## Work instructions
Copy every entry word for word, but skip the pictures.

Stored data
========================================
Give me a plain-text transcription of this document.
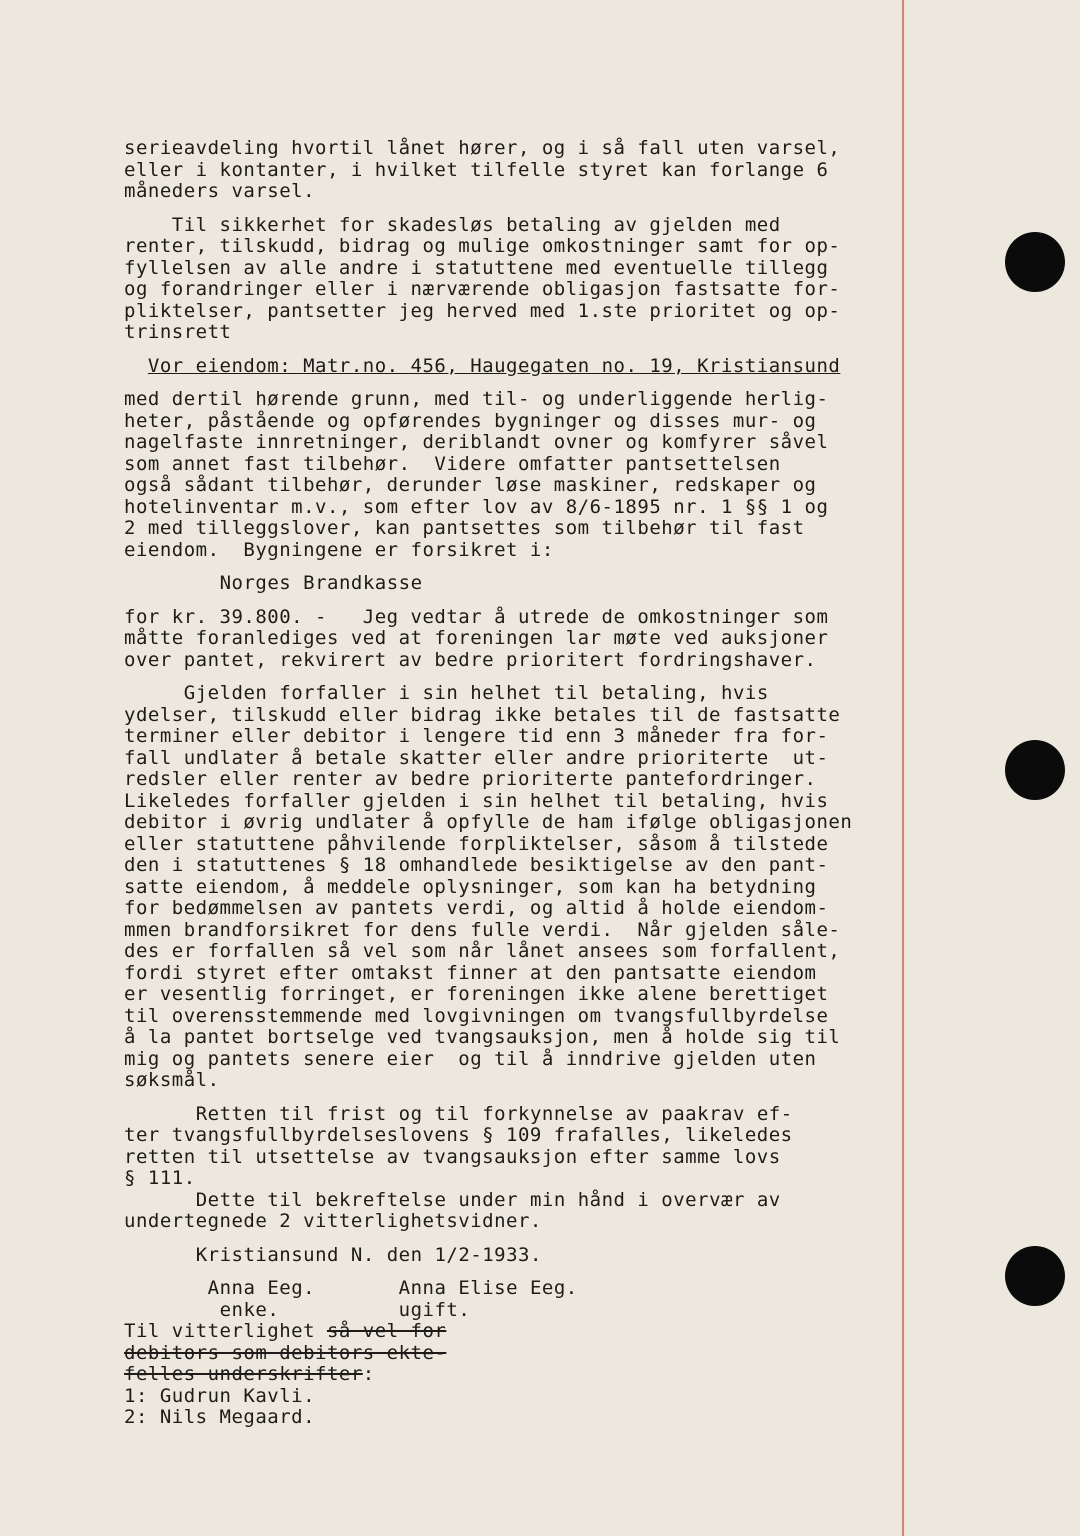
serieavdeling hvortil lånet hører, og i så fall uten varsel,
eller i kontanter, i hvilket tilfelle styret kan forlange 6
måneders varsel.
Til sikkerhet for skadesløs betaling av gjelden med
renter, tilskudd, bidrag og mulige omkostninger samt for op-
fyllelsen av alle andre i statuttene med eventuelle tillegg
og forandringer eller i nærværende obligasjon fastsatte for-
pliktelser, pantsetter jeg herved med 1.ste prioritet og op-
trinsrett
Vor eiendom: Matr.no. 456, Haugegaten no. 19, Kristiansund
med dertil hørende grunn, med til- og underliggende herlig-
heter, påstående og opførendes bygninger og disses mur- og
nagelfaste innretninger, deriblandt ovner og komfyrer såvel
som annet fast tilbehør.  Videre omfatter pantsettelsen
også sådant tilbehør, derunder løse maskiner, redskaper og
hotelinventar m.v., som efter lov av 8/6-1895 nr. 1 §§ 1 og
2 med tilleggslover, kan pantsettes som tilbehør til fast
eiendom.  Bygningene er forsikret i:
Norges Brandkasse
for kr. 39.800. -   Jeg vedtar å utrede de omkostninger som
måtte foranlediges ved at foreningen lar møte ved auksjoner
over pantet, rekvirert av bedre prioritert fordringshaver.
Gjelden forfaller i sin helhet til betaling, hvis
ydelser, tilskudd eller bidrag ikke betales til de fastsatte
terminer eller debitor i lengere tid enn 3 måneder fra for-
fall undlater å betale skatter eller andre prioriterte  ut-
redsler eller renter av bedre prioriterte pantefordringer.
Likeledes forfaller gjelden i sin helhet til betaling, hvis
debitor i øvrig undlater å opfylle de ham ifølge obligasjonen
eller statuttene påhvilende forpliktelser, såsom å tilstede
den i statuttenes § 18 omhandlede besiktigelse av den pant-
satte eiendom, å meddele oplysninger, som kan ha betydning
for bedømmelsen av pantets verdi, og altid å holde eiendom-
mmen brandforsikret for dens fulle verdi.  Når gjelden såle-
des er forfallen så vel som når lånet ansees som forfallent,
fordi styret efter omtakst finner at den pantsatte eiendom
er vesentlig forringet, er foreningen ikke alene berettiget
til overensstemmende med lovgivningen om tvangsfullbyrdelse
å la pantet bortselge ved tvangsauksjon, men å holde sig til
mig og pantets senere eier  og til å inndrive gjelden uten
søksmål.
Retten til frist og til forkynnelse av paakrav ef-
ter tvangsfullbyrdelseslovens § 109 frafalles, likeledes
retten til utsettelse av tvangsauksjon efter samme lovs
§ 111.
Dette til bekreftelse under min hånd i overvær av
undertegnede 2 vitterlighetsvidner.
Kristiansund N. den 1/2-1933.
Anna Eeg.       Anna Elise Eeg.
enke.          ugift.
Til vitterlighet så vel for
debitors som debitors ekte-
felles underskrifter:
1: Gudrun Kavli.
2: Nils Megaard.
========================================
## Exercise solution
Give me a plain-text transcription of this document.
serieavdeling hvortil lånet hører, og i så fall uten varsel,
eller i kontanter, i hvilket tilfelle styret kan forlange 6
måneders varsel.
Til sikkerhet for skadesløs betaling av gjelden med
renter, tilskudd, bidrag og mulige omkostninger samt for op-
fyllelsen av alle andre i statuttene med eventuelle tillegg
og forandringer eller i nærværende obligasjon fastsatte for-
pliktelser, pantsetter jeg herved med 1.ste prioritet og op-
trinsrett
Vor eiendom: Matr.no. 456, Haugegaten no. 19, Kristiansund
med dertil hørende grunn, med til- og underliggende herlig-
heter, påstående og opførendes bygninger og disses mur- og
nagelfaste innretninger, deriblandt ovner og komfyrer såvel
som annet fast tilbehør.  Videre omfatter pantsettelsen
også sådant tilbehør, derunder løse maskiner, redskaper og
hotelinventar m.v., som efter lov av 8/6-1895 nr. 1 §§ 1 og
2 med tilleggslover, kan pantsettes som tilbehør til fast
eiendom.  Bygningene er forsikret i:
Norges Brandkasse
for kr. 39.800. -   Jeg vedtar å utrede de omkostninger som
måtte foranlediges ved at foreningen lar møte ved auksjoner
over pantet, rekvirert av bedre prioritert fordringshaver.
Gjelden forfaller i sin helhet til betaling, hvis
ydelser, tilskudd eller bidrag ikke betales til de fastsatte
terminer eller debitor i lengere tid enn 3 måneder fra for-
fall undlater å betale skatter eller andre prioriterte  ut-
redsler eller renter av bedre prioriterte pantefordringer.
Likeledes forfaller gjelden i sin helhet til betaling, hvis
debitor i øvrig undlater å opfylle de ham ifølge obligasjonen
eller statuttene påhvilende forpliktelser, såsom å tilstede
den i statuttenes § 18 omhandlede besiktigelse av den pant-
satte eiendom, å meddele oplysninger, som kan ha betydning
for bedømmelsen av pantets verdi, og altid å holde eiendom-
mmen brandforsikret for dens fulle verdi.  Når gjelden såle-
des er forfallen så vel som når lånet ansees som forfallent,
fordi styret efter omtakst finner at den pantsatte eiendom
er vesentlig forringet, er foreningen ikke alene berettiget
til overensstemmende med lovgivningen om tvangsfullbyrdelse
å la pantet bortselge ved tvangsauksjon, men å holde sig til
mig og pantets senere eier  og til å inndrive gjelden uten
søksmål.
Retten til frist og til forkynnelse av paakrav ef-
ter tvangsfullbyrdelseslovens § 109 frafalles, likeledes
retten til utsettelse av tvangsauksjon efter samme lovs
§ 111.
Dette til bekreftelse under min hånd i overvær av
undertegnede 2 vitterlighetsvidner.
Kristiansund N. den 1/2-1933.
Anna Eeg.       Anna Elise Eeg.
enke.          ugift.
Til vitterlighet så vel for
debitors som debitors ekte-
felles underskrifter:
1: Gudrun Kavli.
2: Nils Megaard.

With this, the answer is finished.